-- Stated goal --
Could you print all the entries exactly?

-- Data --
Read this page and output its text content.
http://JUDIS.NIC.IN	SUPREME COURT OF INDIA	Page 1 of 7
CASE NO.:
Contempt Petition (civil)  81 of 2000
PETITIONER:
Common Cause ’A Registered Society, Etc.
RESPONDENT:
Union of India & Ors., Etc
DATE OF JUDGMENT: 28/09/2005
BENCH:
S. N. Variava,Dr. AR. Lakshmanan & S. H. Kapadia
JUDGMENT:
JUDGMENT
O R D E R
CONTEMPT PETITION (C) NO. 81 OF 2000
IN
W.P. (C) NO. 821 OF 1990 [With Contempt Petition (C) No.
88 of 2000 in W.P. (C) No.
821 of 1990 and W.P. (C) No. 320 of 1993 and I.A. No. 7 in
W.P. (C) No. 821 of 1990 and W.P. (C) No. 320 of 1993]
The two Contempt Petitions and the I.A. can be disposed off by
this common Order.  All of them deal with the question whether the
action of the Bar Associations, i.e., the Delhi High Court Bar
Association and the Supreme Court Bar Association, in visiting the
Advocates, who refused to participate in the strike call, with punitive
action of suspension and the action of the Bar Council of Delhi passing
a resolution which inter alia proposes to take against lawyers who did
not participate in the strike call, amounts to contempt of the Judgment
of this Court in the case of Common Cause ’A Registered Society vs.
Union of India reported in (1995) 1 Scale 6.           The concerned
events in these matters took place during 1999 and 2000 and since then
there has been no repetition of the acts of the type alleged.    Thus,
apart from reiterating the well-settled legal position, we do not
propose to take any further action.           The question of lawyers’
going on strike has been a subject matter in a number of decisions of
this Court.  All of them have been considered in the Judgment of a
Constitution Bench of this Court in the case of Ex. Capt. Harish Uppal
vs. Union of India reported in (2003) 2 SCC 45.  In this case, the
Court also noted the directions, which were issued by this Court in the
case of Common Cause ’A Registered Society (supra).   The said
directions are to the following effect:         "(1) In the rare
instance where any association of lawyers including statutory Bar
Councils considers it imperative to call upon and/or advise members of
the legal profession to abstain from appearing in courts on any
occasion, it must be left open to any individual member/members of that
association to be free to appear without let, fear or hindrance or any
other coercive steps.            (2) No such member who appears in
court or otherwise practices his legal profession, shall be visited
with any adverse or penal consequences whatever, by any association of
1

-- Correct response --
Read this page and output its text content.
http://JUDIS.NIC.IN	SUPREME COURT OF INDIA	Page 1 of 7
CASE NO.:
Contempt Petition (civil)  81 of 2000
PETITIONER:
Common Cause ’A Registered Society, Etc.
RESPONDENT:
Union of India & Ors., Etc
DATE OF JUDGMENT: 28/09/2005
BENCH:
S. N. Variava,Dr. AR. Lakshmanan & S. H. Kapadia
JUDGMENT:
JUDGMENT
O R D E R
CONTEMPT PETITION (C) NO. 81 OF 2000
IN
W.P. (C) NO. 821 OF 1990 [With Contempt Petition (C) No.
88 of 2000 in W.P. (C) No.
821 of 1990 and W.P. (C) No. 320 of 1993 and I.A. No. 7 in
W.P. (C) No. 821 of 1990 and W.P. (C) No. 320 of 1993]
The two Contempt Petitions and the I.A. can be disposed off by
this common Order.  All of them deal with the question whether the
action of the Bar Associations, i.e., the Delhi High Court Bar
Association and the Supreme Court Bar Association, in visiting the
Advocates, who refused to participate in the strike call, with punitive
action of suspension and the action of the Bar Council of Delhi passing
a resolution which inter alia proposes to take against lawyers who did
not participate in the strike call, amounts to contempt of the Judgment
of this Court in the case of Common Cause ’A Registered Society vs.
Union of India reported in (1995) 1 Scale 6.           The concerned
events in these matters took place during 1999 and 2000 and since then
there has been no repetition of the acts of the type alleged.    Thus,
apart from reiterating the well-settled legal position, we do not
propose to take any further action.           The question of lawyers’
going on strike has been a subject matter in a number of decisions of
this Court.  All of them have been considered in the Judgment of a
Constitution Bench of this Court in the case of Ex. Capt. Harish Uppal
vs. Union of India reported in (2003) 2 SCC 45.  In this case, the
Court also noted the directions, which were issued by this Court in the
case of Common Cause ’A Registered Society (supra).   The said
directions are to the following effect:         "(1) In the rare
instance where any association of lawyers including statutory Bar
Councils considers it imperative to call upon and/or advise members of
the legal profession to abstain from appearing in courts on any
occasion, it must be left open to any individual member/members of that
association to be free to appear without let, fear or hindrance or any
other coercive steps.            (2) No such member who appears in
court or otherwise practices his legal profession, shall be visited
with any adverse or penal consequences whatever, by any association of
1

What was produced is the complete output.